→ Task description
Read the lines that follow and pick out every one containing the word "北九州市".

→ Data to use
+++
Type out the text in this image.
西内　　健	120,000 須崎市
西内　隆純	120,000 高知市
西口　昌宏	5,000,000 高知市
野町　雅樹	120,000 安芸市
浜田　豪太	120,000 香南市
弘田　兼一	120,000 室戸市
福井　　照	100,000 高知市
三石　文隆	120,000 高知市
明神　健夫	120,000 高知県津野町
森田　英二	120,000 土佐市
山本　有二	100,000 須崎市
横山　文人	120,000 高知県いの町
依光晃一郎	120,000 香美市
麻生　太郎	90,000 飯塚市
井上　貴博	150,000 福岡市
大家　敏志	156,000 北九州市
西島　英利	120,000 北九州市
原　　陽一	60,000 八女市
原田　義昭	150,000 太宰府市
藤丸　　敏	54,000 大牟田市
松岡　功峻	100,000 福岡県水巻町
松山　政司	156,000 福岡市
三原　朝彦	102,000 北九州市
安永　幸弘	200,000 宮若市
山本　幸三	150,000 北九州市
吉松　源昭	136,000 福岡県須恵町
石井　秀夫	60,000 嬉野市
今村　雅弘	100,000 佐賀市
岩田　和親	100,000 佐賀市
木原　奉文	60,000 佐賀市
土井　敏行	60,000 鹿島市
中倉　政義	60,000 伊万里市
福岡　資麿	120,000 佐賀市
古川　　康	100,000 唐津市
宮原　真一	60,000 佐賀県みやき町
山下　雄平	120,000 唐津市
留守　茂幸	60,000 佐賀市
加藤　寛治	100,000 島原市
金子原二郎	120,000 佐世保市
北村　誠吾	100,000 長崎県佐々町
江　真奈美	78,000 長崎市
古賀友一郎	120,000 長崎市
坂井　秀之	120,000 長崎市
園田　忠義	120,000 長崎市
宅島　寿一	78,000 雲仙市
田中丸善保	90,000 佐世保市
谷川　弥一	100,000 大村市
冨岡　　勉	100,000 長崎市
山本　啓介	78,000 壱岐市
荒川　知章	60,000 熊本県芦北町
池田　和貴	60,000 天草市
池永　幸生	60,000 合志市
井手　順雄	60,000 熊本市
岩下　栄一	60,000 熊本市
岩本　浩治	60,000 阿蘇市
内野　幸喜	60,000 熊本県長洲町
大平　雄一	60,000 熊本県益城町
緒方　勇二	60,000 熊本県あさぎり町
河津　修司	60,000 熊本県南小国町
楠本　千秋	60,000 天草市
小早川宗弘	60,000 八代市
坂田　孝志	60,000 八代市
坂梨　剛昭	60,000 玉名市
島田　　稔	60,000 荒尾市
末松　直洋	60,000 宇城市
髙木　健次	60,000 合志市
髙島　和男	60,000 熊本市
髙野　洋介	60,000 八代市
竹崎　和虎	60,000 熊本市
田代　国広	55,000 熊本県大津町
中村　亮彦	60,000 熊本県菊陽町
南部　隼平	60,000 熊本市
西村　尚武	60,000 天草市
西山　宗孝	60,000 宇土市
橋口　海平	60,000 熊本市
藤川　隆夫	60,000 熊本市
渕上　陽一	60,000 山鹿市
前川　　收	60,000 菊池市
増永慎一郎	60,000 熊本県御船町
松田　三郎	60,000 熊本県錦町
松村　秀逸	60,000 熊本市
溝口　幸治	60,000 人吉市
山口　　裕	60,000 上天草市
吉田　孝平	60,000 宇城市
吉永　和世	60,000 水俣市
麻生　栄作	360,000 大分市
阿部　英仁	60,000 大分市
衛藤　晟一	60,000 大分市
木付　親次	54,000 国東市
+++
→ Reply to the task
大家　敏志	156,000 北九州市
西島　英利	120,000 北九州市
三原　朝彦	102,000 北九州市
山本　幸三	150,000 北九州市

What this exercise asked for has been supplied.